* Task description *
Copy the records below exactly, omitting any pictures they contain.

* Source data *
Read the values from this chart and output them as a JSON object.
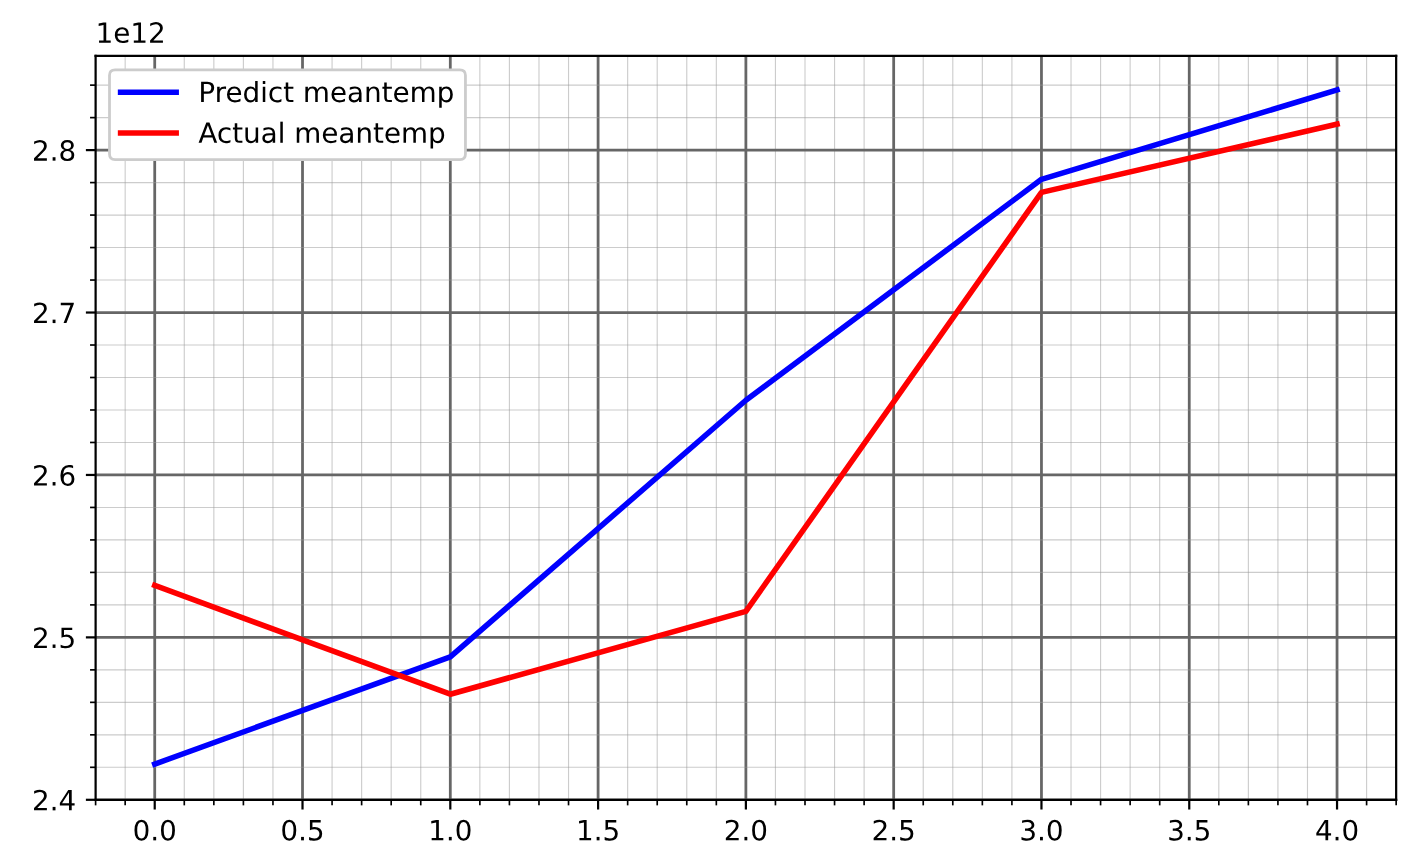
{
  "chart_data": {
    "type": "line",
    "x": [
      0,
      1,
      2,
      3,
      4
    ],
    "series": [
      {
        "name": "Predict meantemp",
        "color": "#0000ff",
        "values": [
          2.422,
          2.488,
          2.646,
          2.782,
          2.837
        ]
      },
      {
        "name": "Actual meantemp",
        "color": "#ff0000",
        "values": [
          2.532,
          2.465,
          2.516,
          2.774,
          2.816
        ]
      }
    ],
    "xlim": [
      -0.2,
      4.2
    ],
    "xticks": [
      {
        "value": 0,
        "label": "0.0"
      },
      {
        "value": 0.5,
        "label": "0.5"
      },
      {
        "value": 1,
        "label": "1.0"
      },
      {
        "value": 1.5,
        "label": "1.5"
      },
      {
        "value": 2,
        "label": "2.0"
      },
      {
        "value": 2.5,
        "label": "2.5"
      },
      {
        "value": 3,
        "label": "3.0"
      },
      {
        "value": 3.5,
        "label": "3.5"
      },
      {
        "value": 4,
        "label": "4.0"
      }
    ],
    "ylim": [
      2.4,
      2.858
    ],
    "yticks": [
      2.4,
      2.5,
      2.6,
      2.7,
      2.8
    ],
    "annotations": [
      "1e12"
    ],
    "grid": true,
    "legend": "top left",
    "marker": "none",
    "line_style": "solid"
  }
}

* Full output *
Read the values from this chart and output them as a JSON object.
{
  "chart_data": {
    "type": "line",
    "x": [
      0,
      1,
      2,
      3,
      4
    ],
    "series": [
      {
        "name": "Predict meantemp",
        "color": "#0000ff",
        "values": [
          2.422,
          2.488,
          2.646,
          2.782,
          2.837
        ]
      },
      {
        "name": "Actual meantemp",
        "color": "#ff0000",
        "values": [
          2.532,
          2.465,
          2.516,
          2.774,
          2.816
        ]
      }
    ],
    "xlim": [
      -0.2,
      4.2
    ],
    "xticks": [
      {
        "value": 0,
        "label": "0.0"
      },
      {
        "value": 0.5,
        "label": "0.5"
      },
      {
        "value": 1,
        "label": "1.0"
      },
      {
        "value": 1.5,
        "label": "1.5"
      },
      {
        "value": 2,
        "label": "2.0"
      },
      {
        "value": 2.5,
        "label": "2.5"
      },
      {
        "value": 3,
        "label": "3.0"
      },
      {
        "value": 3.5,
        "label": "3.5"
      },
      {
        "value": 4,
        "label": "4.0"
      }
    ],
    "ylim": [
      2.4,
      2.858
    ],
    "yticks": [
      2.4,
      2.5,
      2.6,
      2.7,
      2.8
    ],
    "annotations": [
      "1e12"
    ],
    "grid": true,
    "legend": "top left",
    "marker": "none",
    "line_style": "solid"
  }
}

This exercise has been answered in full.